Task to carry out » Wherever the string "content" appears in a line, extract that line.

Start Exercise input

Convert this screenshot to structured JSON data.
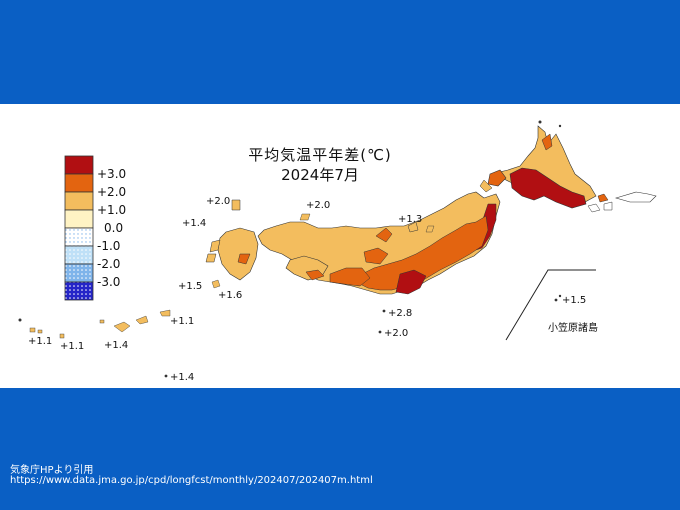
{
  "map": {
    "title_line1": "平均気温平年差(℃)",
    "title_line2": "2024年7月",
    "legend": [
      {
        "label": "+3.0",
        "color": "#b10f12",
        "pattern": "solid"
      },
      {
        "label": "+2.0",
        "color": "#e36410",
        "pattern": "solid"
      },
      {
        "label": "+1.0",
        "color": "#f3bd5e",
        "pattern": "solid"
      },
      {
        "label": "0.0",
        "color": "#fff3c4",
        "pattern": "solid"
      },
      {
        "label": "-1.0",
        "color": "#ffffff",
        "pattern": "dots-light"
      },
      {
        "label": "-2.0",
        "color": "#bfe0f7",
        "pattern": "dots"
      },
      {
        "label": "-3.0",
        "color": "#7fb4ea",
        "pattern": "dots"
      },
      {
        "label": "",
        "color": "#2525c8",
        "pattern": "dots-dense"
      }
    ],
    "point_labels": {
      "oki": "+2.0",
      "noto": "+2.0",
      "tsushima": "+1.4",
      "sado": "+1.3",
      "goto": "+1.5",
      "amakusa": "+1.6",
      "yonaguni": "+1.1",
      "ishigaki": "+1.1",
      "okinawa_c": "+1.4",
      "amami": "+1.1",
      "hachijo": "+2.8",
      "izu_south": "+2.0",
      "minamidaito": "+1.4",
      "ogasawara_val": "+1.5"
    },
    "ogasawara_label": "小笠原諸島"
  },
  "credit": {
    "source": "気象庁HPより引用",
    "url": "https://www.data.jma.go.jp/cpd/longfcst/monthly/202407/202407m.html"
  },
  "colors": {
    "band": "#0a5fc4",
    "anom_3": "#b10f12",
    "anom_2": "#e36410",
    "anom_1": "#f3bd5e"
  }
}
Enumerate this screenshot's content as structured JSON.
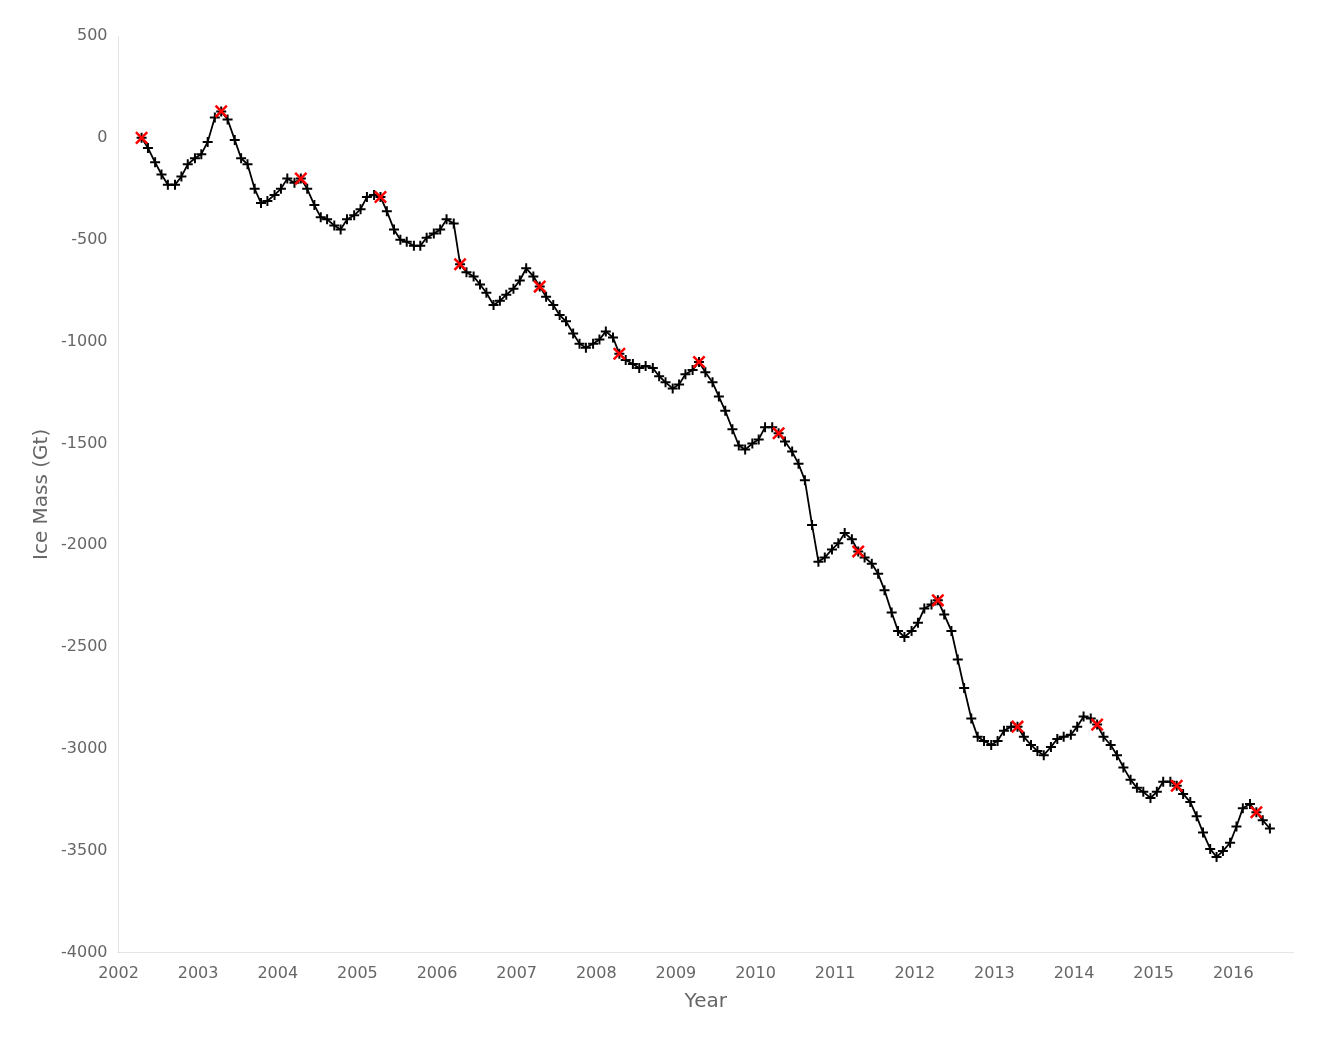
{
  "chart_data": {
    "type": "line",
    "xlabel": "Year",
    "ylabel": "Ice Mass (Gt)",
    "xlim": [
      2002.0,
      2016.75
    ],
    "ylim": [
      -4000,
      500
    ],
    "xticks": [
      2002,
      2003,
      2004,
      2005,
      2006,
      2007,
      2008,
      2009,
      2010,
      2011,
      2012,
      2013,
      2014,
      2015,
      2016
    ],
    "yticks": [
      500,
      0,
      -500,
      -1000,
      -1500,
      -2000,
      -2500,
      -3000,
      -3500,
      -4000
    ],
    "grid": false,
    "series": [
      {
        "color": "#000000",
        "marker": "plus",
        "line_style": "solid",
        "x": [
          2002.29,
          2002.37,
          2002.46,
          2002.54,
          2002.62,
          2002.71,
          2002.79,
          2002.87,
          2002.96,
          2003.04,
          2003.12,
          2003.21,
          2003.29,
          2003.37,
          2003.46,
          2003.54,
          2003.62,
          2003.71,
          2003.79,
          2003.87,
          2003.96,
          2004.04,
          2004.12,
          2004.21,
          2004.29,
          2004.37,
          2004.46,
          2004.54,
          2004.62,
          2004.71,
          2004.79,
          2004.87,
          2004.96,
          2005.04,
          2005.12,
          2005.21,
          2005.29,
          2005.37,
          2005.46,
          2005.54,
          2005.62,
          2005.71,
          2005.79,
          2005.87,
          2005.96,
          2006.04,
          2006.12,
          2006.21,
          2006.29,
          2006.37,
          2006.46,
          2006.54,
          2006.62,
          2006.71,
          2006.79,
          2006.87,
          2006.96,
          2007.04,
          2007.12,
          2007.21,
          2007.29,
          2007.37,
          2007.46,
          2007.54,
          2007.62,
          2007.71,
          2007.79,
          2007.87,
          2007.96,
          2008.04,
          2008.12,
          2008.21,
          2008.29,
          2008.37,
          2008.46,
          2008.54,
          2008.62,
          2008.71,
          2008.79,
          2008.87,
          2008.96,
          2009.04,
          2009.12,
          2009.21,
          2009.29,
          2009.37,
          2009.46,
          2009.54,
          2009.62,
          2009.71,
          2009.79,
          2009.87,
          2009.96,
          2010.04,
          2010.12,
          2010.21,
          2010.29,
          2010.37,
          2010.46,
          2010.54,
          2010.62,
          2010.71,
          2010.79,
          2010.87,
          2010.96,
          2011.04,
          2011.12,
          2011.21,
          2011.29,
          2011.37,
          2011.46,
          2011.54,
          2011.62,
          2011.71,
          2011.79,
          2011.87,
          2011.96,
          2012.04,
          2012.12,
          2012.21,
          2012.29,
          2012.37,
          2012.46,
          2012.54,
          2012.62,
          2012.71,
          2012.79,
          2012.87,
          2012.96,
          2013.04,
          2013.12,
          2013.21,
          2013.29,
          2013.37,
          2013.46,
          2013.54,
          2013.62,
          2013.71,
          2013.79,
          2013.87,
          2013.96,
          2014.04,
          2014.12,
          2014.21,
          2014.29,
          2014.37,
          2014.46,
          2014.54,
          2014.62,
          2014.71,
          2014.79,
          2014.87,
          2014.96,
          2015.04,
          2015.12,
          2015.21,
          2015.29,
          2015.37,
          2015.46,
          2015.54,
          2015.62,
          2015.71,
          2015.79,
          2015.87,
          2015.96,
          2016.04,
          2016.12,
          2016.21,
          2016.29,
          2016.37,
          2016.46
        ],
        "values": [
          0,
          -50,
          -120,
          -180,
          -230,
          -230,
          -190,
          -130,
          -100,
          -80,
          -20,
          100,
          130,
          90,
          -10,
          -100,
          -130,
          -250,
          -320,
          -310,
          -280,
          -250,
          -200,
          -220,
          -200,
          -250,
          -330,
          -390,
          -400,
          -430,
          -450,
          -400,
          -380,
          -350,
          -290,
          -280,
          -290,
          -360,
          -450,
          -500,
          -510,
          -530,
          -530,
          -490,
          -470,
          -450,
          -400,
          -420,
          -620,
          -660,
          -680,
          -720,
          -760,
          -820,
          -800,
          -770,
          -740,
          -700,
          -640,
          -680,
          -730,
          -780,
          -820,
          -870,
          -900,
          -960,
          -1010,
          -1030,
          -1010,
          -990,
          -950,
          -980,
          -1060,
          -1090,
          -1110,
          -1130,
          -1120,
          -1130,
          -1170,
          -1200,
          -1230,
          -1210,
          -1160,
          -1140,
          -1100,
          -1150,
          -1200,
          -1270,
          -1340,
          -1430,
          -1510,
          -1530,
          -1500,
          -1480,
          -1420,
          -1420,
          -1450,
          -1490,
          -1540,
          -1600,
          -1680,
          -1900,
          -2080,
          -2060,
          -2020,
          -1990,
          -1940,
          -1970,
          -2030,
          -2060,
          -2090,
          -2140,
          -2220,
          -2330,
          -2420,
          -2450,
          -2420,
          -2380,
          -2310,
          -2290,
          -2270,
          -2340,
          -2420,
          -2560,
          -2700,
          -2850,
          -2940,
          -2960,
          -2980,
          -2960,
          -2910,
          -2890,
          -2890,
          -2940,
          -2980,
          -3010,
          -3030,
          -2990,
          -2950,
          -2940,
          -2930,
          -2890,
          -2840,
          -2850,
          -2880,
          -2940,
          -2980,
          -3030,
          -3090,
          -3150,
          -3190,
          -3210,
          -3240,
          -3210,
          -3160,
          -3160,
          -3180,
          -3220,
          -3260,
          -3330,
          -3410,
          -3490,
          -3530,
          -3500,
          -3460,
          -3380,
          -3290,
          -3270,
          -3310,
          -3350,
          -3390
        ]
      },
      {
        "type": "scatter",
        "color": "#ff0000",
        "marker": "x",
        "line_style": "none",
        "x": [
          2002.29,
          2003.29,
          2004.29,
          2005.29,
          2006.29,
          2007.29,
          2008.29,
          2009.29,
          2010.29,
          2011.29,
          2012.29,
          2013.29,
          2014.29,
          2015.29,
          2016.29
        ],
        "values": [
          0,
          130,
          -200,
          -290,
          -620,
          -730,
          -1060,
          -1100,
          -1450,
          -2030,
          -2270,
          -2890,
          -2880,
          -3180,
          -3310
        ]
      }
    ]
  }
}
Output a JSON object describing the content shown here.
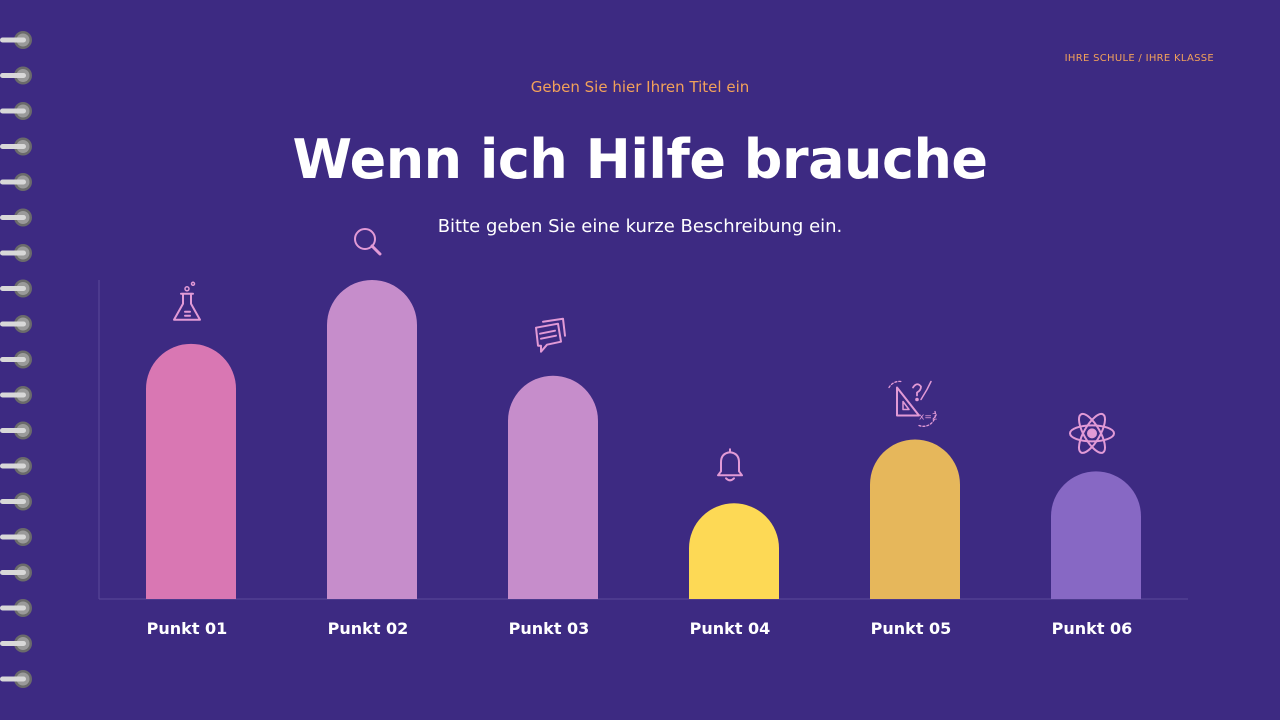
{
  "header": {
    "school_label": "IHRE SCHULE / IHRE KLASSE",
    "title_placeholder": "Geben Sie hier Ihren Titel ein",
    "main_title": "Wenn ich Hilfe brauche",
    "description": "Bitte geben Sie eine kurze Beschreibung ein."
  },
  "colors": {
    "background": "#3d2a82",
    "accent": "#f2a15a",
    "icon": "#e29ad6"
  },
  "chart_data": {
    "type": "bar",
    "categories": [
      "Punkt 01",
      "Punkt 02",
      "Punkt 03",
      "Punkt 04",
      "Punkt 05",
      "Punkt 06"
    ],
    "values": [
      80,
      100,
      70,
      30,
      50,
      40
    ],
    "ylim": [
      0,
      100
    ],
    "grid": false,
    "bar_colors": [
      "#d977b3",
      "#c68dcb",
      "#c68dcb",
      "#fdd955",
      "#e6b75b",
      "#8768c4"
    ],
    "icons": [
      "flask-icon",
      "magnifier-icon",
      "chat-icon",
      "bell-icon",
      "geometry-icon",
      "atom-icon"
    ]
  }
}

End Exercise input

Answer in full »
Enumerate this screenshot's content as structured JSON.
Output a JSON object describing the content shown here.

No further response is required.